## Exercise requirements
Copy out each line of the material in which the word "with" appears.
--- Supplied material ---
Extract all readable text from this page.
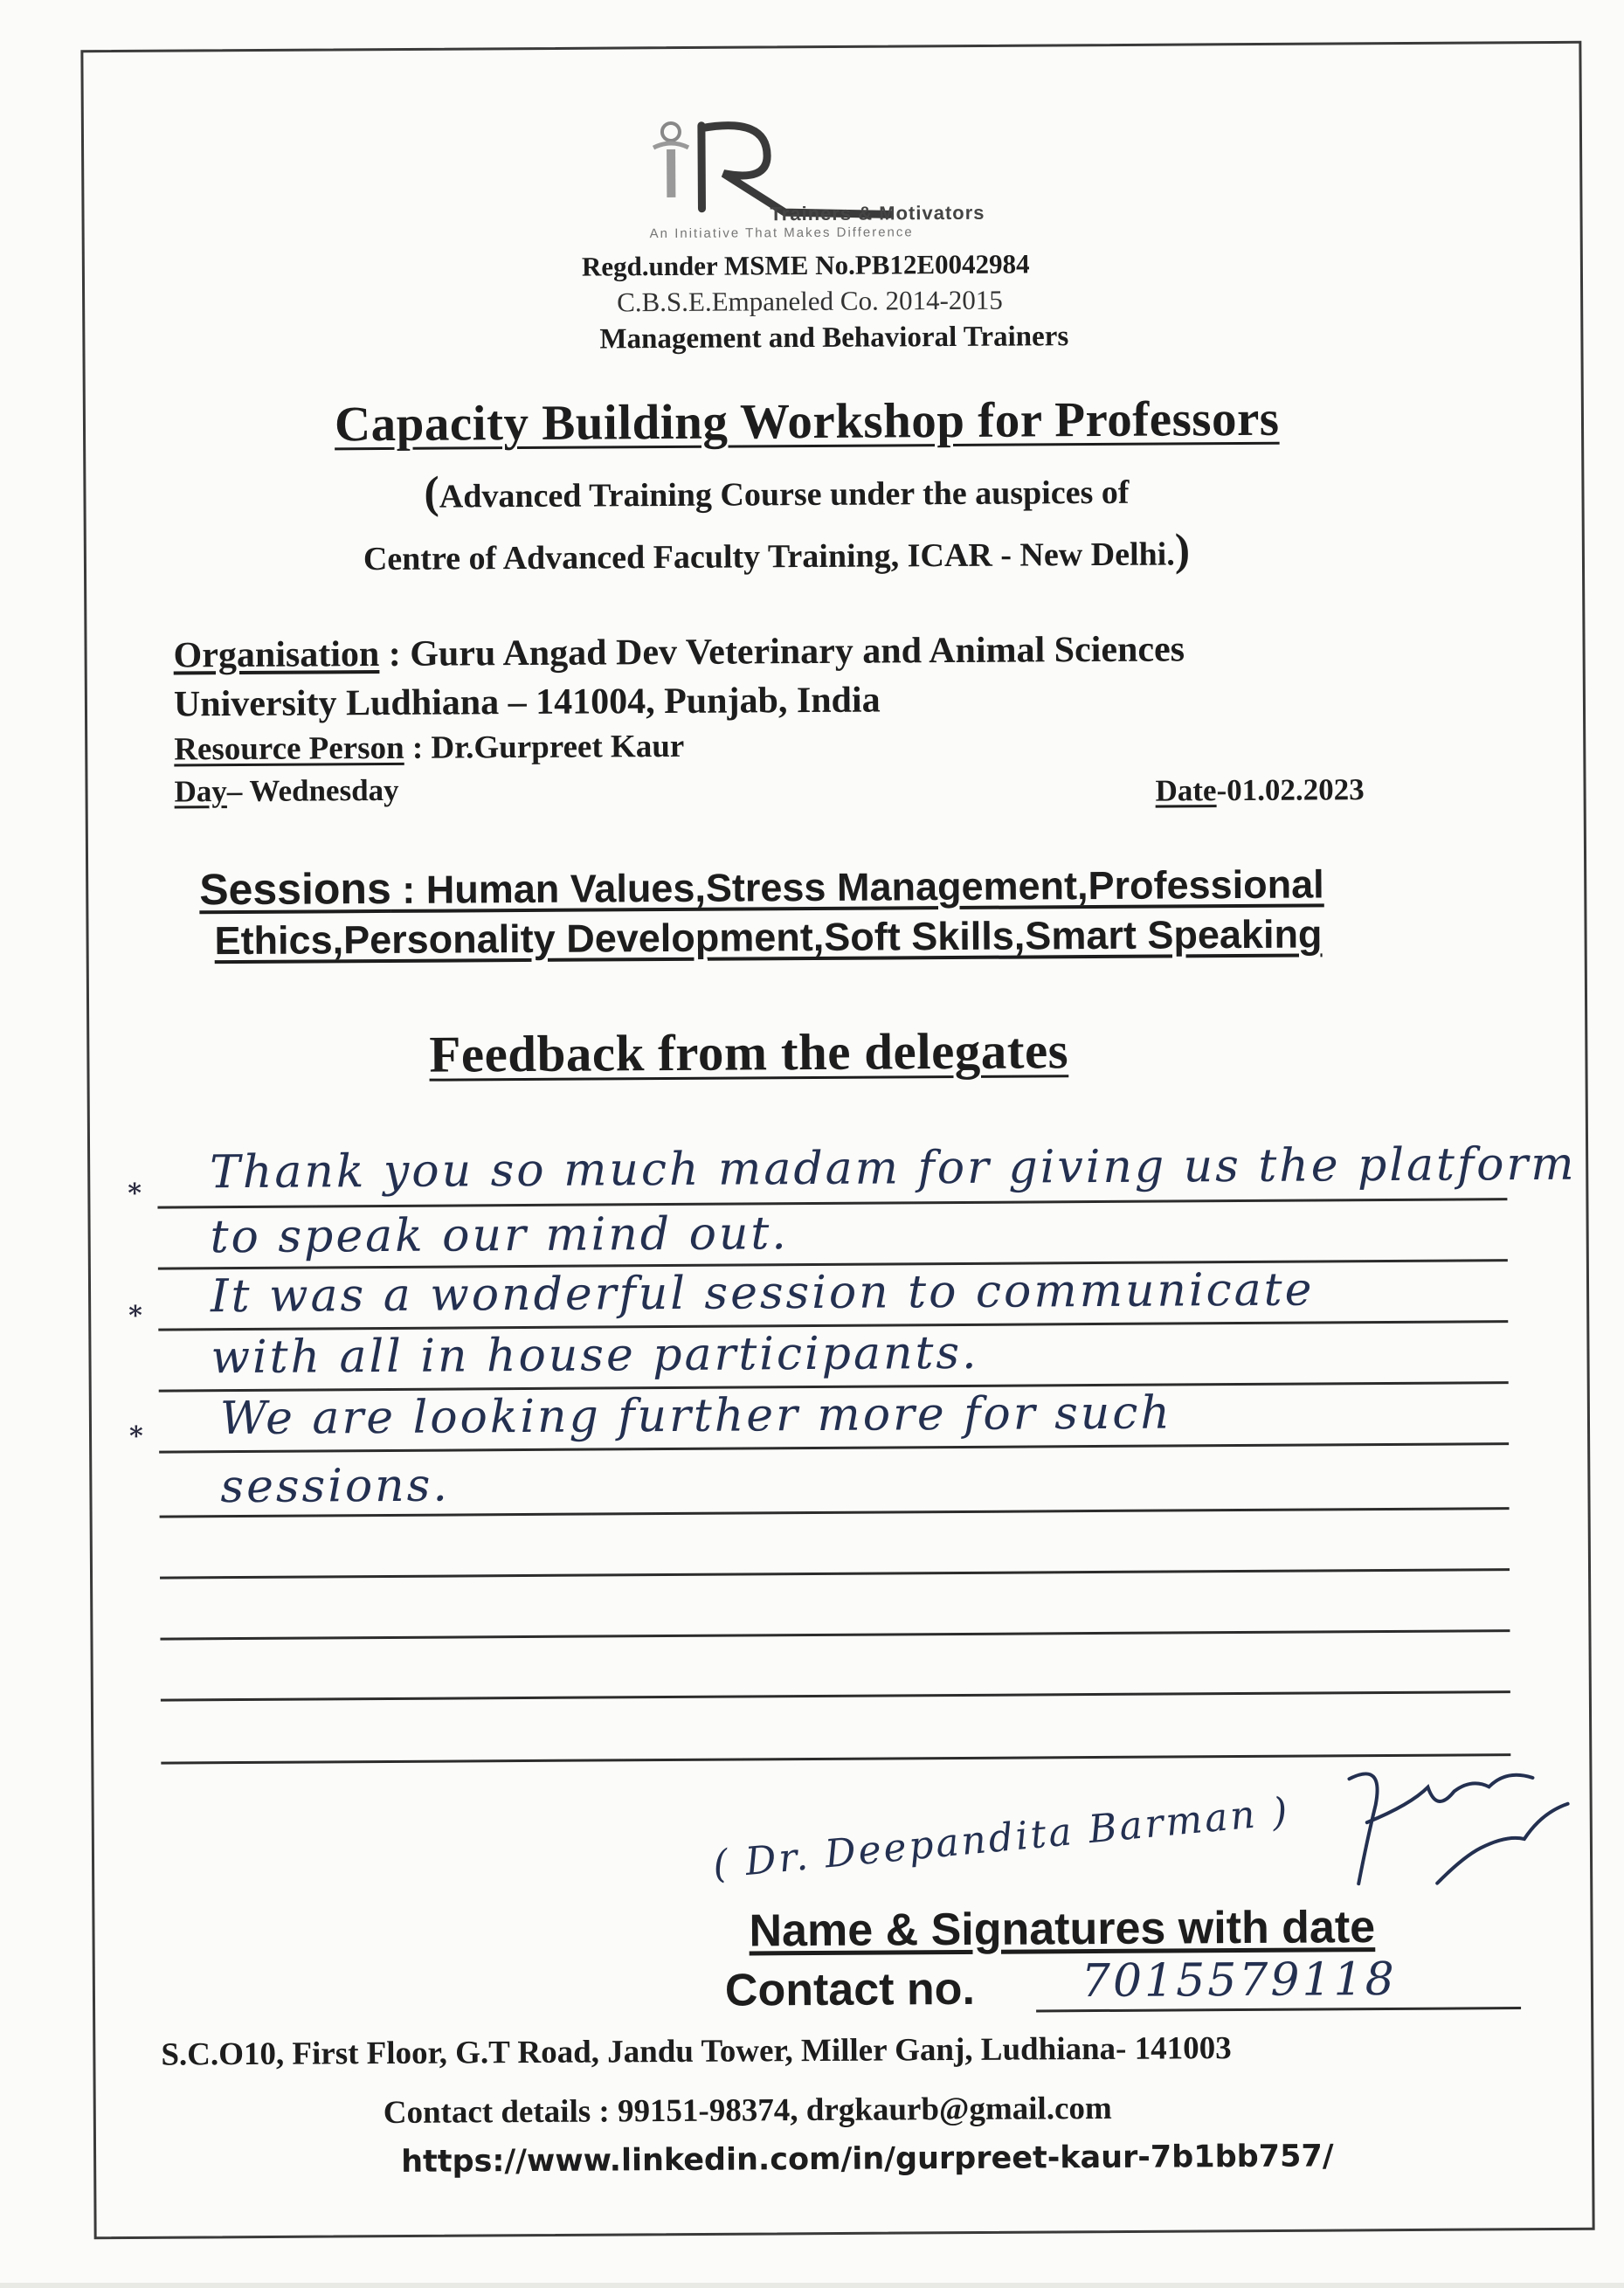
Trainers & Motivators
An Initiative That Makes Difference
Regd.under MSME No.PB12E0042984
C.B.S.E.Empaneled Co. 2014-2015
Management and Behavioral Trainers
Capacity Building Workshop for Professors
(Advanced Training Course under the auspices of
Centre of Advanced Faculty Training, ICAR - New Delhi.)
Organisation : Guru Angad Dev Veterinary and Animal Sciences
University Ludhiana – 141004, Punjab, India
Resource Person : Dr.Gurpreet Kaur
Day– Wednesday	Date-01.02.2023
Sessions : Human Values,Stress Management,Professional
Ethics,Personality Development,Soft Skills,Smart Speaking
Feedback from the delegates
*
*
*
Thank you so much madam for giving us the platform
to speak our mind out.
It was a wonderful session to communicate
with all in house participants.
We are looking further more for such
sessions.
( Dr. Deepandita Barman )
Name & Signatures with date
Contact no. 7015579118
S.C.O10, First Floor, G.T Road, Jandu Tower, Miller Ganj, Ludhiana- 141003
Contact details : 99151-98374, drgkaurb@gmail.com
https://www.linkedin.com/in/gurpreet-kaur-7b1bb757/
---
--- Supplied material ---
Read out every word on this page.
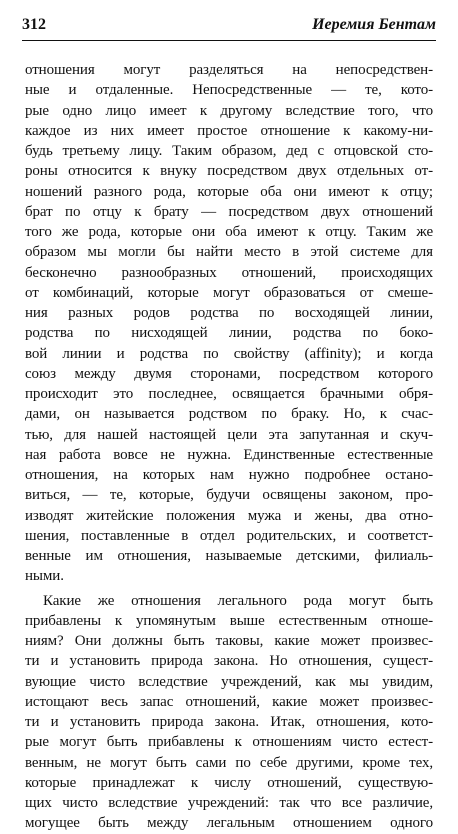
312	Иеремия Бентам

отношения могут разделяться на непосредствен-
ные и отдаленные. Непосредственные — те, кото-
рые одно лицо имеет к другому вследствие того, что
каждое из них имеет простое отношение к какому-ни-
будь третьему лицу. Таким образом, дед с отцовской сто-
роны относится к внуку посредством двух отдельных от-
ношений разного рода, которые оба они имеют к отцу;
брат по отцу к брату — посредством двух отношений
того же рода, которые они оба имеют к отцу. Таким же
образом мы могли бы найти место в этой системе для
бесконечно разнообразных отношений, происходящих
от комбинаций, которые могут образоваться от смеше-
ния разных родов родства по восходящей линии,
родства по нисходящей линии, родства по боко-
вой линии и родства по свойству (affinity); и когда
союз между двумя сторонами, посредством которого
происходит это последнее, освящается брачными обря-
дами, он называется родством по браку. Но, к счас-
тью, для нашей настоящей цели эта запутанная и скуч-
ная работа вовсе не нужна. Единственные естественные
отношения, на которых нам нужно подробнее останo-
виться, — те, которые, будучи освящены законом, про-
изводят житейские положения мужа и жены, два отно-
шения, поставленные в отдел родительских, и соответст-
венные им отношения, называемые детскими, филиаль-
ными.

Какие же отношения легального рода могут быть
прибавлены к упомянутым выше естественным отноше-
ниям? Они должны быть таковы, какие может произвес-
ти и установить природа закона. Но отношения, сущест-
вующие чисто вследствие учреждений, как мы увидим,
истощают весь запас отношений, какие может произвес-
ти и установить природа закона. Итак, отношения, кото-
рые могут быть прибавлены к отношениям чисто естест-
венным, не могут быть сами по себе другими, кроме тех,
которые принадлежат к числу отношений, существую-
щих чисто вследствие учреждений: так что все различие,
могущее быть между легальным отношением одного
---
## Task response
with all in house participants.
Name & Signatures with date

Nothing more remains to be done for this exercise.